[Saved entries]
————————

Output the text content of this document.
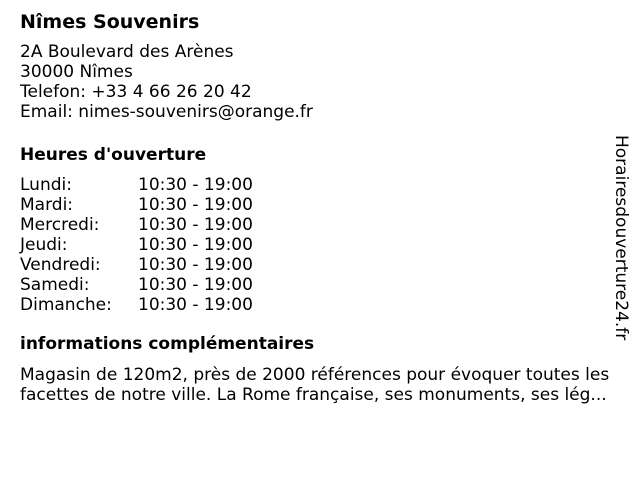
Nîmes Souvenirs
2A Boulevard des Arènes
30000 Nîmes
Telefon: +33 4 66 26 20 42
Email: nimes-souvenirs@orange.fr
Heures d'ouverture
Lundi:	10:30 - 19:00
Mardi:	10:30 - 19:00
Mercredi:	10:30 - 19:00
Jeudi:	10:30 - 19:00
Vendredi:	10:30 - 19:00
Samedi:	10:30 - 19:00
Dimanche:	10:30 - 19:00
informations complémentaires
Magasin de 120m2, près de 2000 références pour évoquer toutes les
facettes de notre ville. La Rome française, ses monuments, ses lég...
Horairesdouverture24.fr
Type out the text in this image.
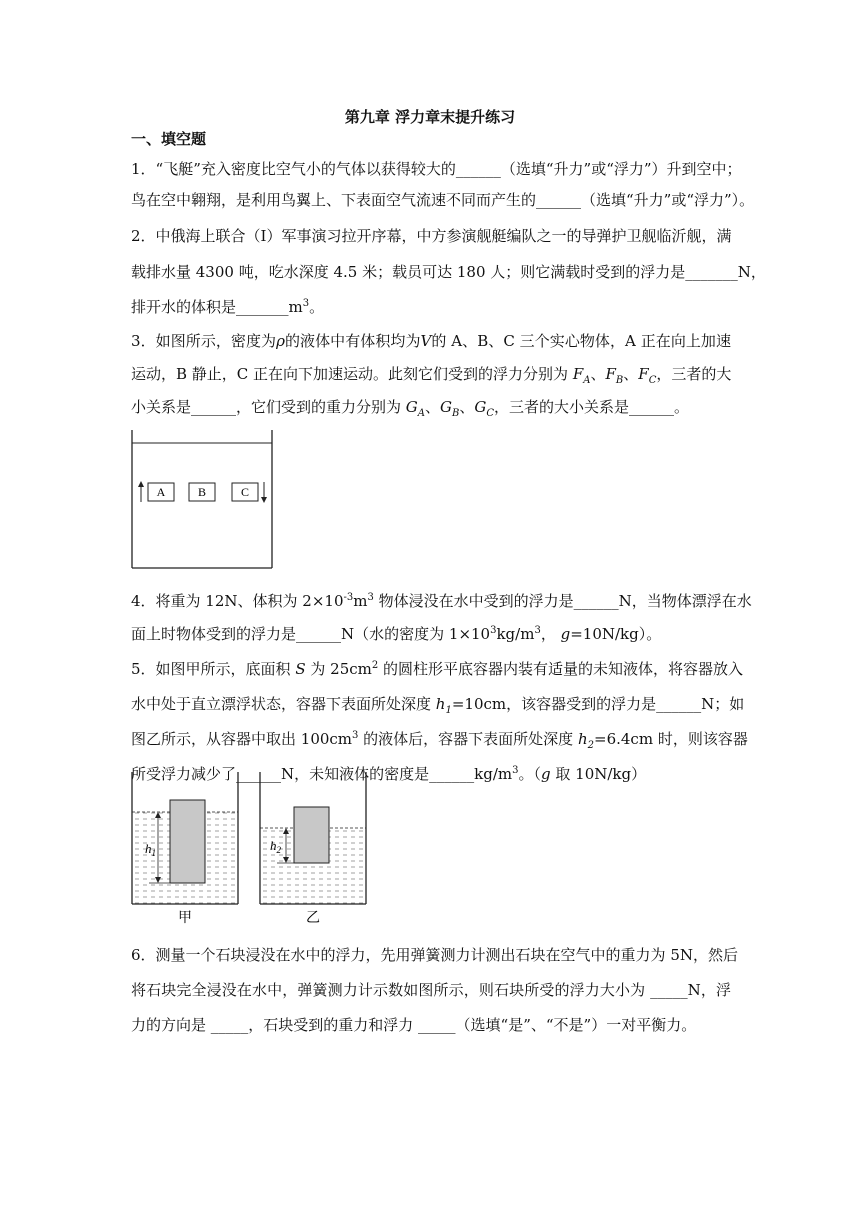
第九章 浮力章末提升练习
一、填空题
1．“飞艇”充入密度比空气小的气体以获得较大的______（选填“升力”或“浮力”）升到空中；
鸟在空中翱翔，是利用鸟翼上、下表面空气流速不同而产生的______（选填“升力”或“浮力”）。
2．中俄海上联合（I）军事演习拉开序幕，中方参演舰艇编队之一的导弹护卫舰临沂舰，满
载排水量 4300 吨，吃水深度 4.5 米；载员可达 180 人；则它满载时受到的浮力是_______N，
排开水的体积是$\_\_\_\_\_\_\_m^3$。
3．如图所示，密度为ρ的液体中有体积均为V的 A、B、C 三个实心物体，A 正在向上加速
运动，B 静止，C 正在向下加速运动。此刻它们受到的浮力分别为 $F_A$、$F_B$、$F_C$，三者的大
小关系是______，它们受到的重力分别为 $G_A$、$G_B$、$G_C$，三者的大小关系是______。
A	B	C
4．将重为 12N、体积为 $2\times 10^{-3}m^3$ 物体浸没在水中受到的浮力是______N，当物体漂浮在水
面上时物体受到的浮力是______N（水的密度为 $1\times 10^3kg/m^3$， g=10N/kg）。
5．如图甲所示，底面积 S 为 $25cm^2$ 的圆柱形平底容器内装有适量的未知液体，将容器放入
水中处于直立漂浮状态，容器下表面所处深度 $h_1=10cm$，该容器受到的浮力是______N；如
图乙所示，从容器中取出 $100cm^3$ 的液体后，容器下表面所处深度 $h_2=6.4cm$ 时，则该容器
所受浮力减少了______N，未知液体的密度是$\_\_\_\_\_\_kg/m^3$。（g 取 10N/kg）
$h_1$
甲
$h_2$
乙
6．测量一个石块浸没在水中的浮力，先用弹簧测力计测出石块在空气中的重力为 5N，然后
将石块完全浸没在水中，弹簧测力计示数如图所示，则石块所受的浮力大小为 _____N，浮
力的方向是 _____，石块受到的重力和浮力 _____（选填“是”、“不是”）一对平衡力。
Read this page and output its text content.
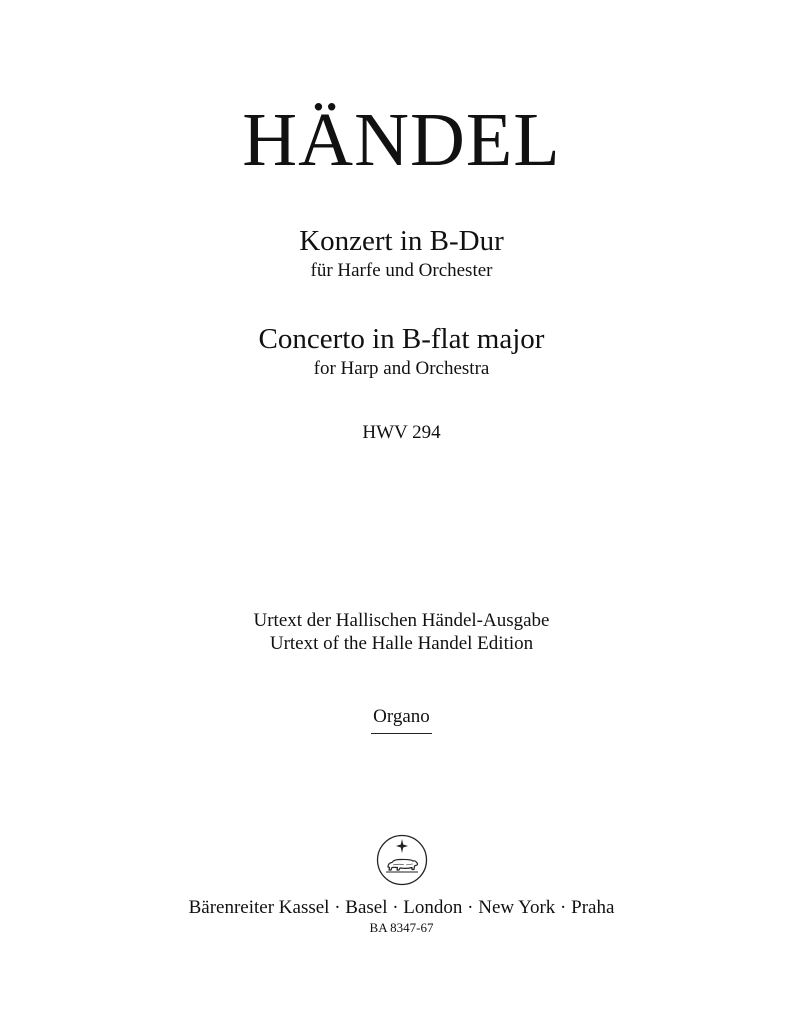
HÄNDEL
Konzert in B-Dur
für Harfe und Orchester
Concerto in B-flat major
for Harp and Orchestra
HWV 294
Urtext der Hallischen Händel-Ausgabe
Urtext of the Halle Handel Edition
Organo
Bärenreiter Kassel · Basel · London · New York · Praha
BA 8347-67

————————

**To do**
Using the listing above, copy exactly the lines from the one that contains "Read this page and output its text content." through its last line, both included, but not the pictures.

**Exercise answer**
Read this page and output its text content.
HÄNDEL
Konzert in B-Dur
für Harfe und Orchester
Concerto in B-flat major
for Harp and Orchestra
HWV 294
Urtext der Hallischen Händel-Ausgabe
Urtext of the Halle Handel Edition
Organo
Bärenreiter Kassel · Basel · London · New York · Praha
BA 8347-67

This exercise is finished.